++++ Material provided

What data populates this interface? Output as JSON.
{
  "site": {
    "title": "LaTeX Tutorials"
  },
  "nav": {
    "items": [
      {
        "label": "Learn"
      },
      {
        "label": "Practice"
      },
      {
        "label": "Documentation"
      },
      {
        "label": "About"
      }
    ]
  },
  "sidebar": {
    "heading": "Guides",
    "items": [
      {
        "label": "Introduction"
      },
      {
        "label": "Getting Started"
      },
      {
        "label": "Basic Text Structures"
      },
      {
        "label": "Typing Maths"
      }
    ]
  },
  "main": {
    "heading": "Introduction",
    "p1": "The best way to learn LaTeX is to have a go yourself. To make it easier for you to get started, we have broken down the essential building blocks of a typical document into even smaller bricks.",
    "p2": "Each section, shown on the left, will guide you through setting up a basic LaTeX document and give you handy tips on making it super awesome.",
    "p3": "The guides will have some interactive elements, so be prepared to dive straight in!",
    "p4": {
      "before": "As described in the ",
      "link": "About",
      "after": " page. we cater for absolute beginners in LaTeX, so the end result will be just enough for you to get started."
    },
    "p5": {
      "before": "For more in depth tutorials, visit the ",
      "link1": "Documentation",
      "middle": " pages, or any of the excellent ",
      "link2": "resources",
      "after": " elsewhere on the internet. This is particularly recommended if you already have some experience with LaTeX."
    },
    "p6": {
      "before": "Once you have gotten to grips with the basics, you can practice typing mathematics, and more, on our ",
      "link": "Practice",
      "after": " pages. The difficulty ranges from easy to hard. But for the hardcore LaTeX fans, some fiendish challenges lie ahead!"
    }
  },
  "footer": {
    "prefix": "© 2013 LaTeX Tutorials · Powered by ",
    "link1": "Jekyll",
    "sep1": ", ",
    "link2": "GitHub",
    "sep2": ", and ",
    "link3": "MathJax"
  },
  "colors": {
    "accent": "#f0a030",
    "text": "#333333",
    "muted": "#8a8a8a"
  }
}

++++++++
++++ Material provided

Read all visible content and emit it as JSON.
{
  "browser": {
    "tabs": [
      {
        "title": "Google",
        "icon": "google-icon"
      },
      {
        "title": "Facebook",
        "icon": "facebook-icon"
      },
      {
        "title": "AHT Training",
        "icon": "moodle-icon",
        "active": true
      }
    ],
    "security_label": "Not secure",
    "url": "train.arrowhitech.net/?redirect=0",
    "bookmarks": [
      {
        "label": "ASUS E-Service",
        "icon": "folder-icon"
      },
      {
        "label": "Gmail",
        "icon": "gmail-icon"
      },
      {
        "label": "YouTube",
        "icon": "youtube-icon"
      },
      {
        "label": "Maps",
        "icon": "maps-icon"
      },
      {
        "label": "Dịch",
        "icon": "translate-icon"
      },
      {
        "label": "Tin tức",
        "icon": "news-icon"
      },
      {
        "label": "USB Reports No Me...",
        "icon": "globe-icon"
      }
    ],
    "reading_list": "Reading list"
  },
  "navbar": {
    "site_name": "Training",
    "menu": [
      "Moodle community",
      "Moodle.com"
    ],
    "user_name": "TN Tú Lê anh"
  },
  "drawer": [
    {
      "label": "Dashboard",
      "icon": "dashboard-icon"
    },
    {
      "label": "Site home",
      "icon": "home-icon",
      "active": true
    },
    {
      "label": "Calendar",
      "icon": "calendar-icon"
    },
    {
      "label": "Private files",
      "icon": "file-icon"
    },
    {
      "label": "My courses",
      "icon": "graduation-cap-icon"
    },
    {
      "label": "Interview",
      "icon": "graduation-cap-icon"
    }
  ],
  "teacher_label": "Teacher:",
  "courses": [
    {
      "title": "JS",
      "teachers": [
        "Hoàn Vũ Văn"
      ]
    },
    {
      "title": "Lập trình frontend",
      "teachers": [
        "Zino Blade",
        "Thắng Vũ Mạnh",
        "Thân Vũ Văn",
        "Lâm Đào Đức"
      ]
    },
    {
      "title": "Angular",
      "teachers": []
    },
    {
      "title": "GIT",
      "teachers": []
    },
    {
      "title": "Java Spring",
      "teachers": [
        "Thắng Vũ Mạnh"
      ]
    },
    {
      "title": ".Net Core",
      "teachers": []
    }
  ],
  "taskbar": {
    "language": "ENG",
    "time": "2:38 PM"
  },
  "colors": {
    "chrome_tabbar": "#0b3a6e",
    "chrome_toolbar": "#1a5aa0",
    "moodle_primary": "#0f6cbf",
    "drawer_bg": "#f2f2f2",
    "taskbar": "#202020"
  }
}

++++++++

Goal:
Examine the records and report how many lines contain the string "before". Only the number should be given.

The reply:
3